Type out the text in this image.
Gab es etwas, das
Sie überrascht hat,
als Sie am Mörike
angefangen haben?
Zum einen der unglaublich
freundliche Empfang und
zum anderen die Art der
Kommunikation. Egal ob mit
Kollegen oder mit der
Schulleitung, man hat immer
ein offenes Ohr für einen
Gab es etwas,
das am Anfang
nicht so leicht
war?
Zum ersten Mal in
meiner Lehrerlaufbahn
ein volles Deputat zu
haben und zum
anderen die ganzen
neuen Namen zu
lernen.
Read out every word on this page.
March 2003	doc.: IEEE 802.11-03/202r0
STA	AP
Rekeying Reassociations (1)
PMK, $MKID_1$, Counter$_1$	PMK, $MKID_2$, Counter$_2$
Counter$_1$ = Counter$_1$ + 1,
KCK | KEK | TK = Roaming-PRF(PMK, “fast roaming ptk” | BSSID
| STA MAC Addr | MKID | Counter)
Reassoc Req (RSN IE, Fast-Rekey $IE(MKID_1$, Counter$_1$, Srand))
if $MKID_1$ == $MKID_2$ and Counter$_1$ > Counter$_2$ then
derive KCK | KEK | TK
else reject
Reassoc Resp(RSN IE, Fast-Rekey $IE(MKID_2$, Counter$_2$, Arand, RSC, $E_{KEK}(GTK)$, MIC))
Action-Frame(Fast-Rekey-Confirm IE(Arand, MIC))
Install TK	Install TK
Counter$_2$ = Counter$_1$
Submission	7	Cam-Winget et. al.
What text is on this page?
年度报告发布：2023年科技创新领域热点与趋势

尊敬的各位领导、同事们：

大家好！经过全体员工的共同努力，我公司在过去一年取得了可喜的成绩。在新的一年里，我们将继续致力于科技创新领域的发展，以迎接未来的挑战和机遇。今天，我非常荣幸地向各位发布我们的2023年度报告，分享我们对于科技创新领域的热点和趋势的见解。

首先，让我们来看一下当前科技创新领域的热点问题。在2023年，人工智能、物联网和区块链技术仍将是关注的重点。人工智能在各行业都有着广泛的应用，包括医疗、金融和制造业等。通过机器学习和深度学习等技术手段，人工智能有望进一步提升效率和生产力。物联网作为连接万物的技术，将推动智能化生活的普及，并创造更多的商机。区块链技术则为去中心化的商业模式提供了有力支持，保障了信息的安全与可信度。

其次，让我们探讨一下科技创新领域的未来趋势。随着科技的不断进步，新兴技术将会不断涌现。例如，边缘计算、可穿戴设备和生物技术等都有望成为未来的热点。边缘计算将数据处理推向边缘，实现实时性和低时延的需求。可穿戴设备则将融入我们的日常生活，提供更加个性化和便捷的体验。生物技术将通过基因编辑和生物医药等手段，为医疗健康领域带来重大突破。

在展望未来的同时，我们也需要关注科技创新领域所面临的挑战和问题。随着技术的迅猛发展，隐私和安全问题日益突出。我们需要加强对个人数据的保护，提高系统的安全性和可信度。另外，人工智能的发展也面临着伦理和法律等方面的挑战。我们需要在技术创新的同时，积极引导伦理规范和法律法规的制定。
^^^^^^^^^^^^^^^^
Extract the whole listing, character for character.

Type out the text in this image.
Gab es etwas, das
Sie überrascht hat,
als Sie am Mörike
angefangen haben?
Zum einen der unglaublich
freundliche Empfang und
zum anderen die Art der
Kommunikation. Egal ob mit
Kollegen oder mit der
Schulleitung, man hat immer
ein offenes Ohr für einen
Gab es etwas,
das am Anfang
nicht so leicht
war?
Zum ersten Mal in
meiner Lehrerlaufbahn
ein volles Deputat zu
haben und zum
anderen die ganzen
neuen Namen zu
lernen.
Read out every word on this page.
March 2003	doc.: IEEE 802.11-03/202r0
STA	AP
Rekeying Reassociations (1)
PMK, $MKID_1$, Counter$_1$	PMK, $MKID_2$, Counter$_2$
Counter$_1$ = Counter$_1$ + 1,
KCK | KEK | TK = Roaming-PRF(PMK, “fast roaming ptk” | BSSID
| STA MAC Addr | MKID | Counter)
Reassoc Req (RSN IE, Fast-Rekey $IE(MKID_1$, Counter$_1$, Srand))
if $MKID_1$ == $MKID_2$ and Counter$_1$ > Counter$_2$ then
derive KCK | KEK | TK
else reject
Reassoc Resp(RSN IE, Fast-Rekey $IE(MKID_2$, Counter$_2$, Arand, RSC, $E_{KEK}(GTK)$, MIC))
Action-Frame(Fast-Rekey-Confirm IE(Arand, MIC))
Install TK	Install TK
Counter$_2$ = Counter$_1$
Submission	7	Cam-Winget et. al.
What text is on this page?
年度报告发布：2023年科技创新领域热点与趋势

尊敬的各位领导、同事们：

大家好！经过全体员工的共同努力，我公司在过去一年取得了可喜的成绩。在新的一年里，我们将继续致力于科技创新领域的发展，以迎接未来的挑战和机遇。今天，我非常荣幸地向各位发布我们的2023年度报告，分享我们对于科技创新领域的热点和趋势的见解。

首先，让我们来看一下当前科技创新领域的热点问题。在2023年，人工智能、物联网和区块链技术仍将是关注的重点。人工智能在各行业都有着广泛的应用，包括医疗、金融和制造业等。通过机器学习和深度学习等技术手段，人工智能有望进一步提升效率和生产力。物联网作为连接万物的技术，将推动智能化生活的普及，并创造更多的商机。区块链技术则为去中心化的商业模式提供了有力支持，保障了信息的安全与可信度。

其次，让我们探讨一下科技创新领域的未来趋势。随着科技的不断进步，新兴技术将会不断涌现。例如，边缘计算、可穿戴设备和生物技术等都有望成为未来的热点。边缘计算将数据处理推向边缘，实现实时性和低时延的需求。可穿戴设备则将融入我们的日常生活，提供更加个性化和便捷的体验。生物技术将通过基因编辑和生物医药等手段，为医疗健康领域带来重大突破。

在展望未来的同时，我们也需要关注科技创新领域所面临的挑战和问题。随着技术的迅猛发展，隐私和安全问题日益突出。我们需要加强对个人数据的保护，提高系统的安全性和可信度。另外，人工智能的发展也面临着伦理和法律等方面的挑战。我们需要在技术创新的同时，积极引导伦理规范和法律法规的制定。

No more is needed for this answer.